Stored data |

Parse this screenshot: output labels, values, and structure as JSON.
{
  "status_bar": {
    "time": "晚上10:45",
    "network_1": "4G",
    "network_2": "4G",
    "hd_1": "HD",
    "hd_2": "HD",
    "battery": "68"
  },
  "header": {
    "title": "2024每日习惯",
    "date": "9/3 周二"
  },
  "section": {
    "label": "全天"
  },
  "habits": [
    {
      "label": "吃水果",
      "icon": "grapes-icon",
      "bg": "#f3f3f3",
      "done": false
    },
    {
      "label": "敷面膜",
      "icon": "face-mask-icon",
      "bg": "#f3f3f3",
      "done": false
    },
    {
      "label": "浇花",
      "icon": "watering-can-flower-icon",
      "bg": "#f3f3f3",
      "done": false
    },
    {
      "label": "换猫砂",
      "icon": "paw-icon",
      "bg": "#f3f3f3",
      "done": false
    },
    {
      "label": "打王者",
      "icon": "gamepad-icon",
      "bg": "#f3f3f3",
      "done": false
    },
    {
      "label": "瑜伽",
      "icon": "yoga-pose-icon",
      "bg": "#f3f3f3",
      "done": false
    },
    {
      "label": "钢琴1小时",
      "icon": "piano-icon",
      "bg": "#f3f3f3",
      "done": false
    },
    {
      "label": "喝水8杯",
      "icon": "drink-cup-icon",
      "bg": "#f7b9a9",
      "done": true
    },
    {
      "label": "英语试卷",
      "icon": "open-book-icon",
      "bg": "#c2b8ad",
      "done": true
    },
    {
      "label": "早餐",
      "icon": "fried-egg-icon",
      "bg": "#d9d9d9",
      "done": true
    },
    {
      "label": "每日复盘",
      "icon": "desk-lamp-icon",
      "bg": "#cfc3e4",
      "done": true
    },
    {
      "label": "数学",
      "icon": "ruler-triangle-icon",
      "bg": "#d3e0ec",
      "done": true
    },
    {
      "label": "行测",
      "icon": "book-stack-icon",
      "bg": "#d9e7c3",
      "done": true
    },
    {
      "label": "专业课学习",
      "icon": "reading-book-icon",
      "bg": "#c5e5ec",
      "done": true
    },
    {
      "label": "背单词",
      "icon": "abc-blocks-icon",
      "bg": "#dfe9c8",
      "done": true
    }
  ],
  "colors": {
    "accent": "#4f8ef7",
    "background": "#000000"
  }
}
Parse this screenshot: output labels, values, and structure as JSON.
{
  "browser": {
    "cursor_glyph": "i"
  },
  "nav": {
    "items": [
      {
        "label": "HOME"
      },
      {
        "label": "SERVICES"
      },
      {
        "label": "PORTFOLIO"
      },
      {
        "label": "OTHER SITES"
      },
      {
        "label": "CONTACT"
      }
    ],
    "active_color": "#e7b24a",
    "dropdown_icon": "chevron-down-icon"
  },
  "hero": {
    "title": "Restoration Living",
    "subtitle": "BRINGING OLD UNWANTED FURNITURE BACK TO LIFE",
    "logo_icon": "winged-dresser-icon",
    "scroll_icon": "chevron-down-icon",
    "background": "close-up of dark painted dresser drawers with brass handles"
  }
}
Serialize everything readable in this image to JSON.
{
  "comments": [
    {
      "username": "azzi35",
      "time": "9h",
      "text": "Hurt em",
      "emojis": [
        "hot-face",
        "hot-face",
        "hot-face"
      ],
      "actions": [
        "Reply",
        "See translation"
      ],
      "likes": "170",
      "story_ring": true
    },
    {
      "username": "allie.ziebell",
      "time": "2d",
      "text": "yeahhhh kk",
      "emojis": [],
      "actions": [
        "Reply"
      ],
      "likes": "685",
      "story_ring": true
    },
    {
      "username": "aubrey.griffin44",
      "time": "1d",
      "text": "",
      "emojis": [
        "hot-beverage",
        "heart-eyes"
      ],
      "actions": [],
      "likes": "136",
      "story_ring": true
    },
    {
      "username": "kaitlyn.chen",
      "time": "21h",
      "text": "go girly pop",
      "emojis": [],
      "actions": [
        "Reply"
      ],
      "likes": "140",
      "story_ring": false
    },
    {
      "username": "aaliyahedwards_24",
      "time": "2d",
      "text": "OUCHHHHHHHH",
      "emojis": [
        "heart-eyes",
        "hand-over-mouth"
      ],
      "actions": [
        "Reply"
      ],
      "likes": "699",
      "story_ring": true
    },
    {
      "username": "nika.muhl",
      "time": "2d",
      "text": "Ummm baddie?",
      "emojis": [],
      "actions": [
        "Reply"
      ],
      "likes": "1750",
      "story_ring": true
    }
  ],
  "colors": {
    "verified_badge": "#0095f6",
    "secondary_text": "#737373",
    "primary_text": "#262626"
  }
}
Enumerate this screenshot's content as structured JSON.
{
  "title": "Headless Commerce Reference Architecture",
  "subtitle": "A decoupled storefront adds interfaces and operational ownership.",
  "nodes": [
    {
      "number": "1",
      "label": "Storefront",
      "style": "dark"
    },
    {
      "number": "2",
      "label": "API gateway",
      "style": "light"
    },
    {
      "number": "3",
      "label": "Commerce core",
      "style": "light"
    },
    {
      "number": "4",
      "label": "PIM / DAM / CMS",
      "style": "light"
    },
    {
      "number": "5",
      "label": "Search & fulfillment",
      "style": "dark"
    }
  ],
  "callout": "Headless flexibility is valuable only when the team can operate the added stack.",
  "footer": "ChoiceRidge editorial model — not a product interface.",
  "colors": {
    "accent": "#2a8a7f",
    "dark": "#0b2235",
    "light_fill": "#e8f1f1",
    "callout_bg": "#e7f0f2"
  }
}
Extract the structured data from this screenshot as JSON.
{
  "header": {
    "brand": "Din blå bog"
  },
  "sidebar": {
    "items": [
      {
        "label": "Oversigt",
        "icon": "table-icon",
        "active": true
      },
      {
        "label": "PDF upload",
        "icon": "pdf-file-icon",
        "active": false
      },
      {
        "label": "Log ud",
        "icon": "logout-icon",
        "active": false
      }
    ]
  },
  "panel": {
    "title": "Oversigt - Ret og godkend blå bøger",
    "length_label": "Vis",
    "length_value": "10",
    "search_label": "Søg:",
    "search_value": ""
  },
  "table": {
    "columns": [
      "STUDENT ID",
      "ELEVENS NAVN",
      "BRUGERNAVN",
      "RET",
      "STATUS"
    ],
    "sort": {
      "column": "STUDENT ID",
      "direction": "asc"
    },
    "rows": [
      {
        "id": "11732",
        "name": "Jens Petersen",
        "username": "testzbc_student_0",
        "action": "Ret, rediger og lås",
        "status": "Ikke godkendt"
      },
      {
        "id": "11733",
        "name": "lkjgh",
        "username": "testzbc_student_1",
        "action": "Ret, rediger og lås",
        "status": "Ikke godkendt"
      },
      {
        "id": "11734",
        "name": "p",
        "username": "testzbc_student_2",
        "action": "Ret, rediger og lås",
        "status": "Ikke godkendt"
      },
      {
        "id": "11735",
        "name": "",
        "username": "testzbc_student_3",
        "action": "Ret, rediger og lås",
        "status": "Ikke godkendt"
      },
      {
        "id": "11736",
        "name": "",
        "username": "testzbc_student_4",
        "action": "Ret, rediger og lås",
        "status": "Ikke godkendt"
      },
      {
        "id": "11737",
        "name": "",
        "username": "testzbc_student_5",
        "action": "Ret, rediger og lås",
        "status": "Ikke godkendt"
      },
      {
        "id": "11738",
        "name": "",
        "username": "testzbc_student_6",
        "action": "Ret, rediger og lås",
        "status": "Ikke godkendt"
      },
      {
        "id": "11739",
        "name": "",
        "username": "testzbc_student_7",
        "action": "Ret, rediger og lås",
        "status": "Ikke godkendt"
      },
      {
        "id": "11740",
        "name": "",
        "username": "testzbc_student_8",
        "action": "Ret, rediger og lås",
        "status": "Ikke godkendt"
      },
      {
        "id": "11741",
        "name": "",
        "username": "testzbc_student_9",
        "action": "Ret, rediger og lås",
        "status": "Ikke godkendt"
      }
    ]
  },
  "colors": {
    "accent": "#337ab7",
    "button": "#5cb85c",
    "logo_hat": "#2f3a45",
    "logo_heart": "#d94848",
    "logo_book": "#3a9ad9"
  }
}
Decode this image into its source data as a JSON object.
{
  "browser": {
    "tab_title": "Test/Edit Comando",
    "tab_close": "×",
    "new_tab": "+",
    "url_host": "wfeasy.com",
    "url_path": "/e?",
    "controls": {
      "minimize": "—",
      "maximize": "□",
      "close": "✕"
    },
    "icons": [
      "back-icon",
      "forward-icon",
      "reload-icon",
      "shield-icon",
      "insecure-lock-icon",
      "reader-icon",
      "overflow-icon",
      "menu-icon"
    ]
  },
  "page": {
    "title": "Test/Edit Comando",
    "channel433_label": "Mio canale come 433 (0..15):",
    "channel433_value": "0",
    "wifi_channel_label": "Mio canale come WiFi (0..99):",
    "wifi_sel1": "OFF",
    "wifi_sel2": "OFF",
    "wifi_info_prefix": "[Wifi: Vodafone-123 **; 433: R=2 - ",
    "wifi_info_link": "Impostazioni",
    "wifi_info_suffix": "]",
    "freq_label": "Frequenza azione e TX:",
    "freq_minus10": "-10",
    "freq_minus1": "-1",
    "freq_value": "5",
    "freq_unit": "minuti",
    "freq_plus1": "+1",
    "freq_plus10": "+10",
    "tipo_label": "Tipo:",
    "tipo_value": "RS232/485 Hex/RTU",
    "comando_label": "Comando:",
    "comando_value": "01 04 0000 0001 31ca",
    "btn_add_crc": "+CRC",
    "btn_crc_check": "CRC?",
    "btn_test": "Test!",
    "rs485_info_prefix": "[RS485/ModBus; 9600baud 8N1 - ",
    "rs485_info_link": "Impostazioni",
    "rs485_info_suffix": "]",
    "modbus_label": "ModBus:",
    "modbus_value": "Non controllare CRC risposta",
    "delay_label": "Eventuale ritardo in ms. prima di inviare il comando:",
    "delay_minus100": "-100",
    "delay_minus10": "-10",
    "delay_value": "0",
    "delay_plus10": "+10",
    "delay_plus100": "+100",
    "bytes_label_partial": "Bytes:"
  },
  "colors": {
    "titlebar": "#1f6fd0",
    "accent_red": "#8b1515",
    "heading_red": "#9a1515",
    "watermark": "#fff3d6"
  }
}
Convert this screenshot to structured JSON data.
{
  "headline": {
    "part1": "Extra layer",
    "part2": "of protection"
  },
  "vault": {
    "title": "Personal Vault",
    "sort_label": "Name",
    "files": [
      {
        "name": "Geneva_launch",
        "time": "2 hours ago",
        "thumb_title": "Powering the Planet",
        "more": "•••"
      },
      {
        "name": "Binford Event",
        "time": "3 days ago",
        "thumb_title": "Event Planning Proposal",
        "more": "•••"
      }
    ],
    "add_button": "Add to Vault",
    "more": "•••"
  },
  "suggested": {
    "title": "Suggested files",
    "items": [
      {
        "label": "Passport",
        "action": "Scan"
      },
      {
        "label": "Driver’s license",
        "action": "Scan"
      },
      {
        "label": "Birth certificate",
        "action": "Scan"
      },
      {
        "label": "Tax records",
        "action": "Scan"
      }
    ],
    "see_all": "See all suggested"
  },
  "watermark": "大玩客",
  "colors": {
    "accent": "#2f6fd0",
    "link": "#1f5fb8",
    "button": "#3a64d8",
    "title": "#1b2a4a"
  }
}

INSTRUCTIONS TO FOLLOW |
Count the lines of the material that include the word "structured", then report only the total.

FINISHED EXERCISE |
3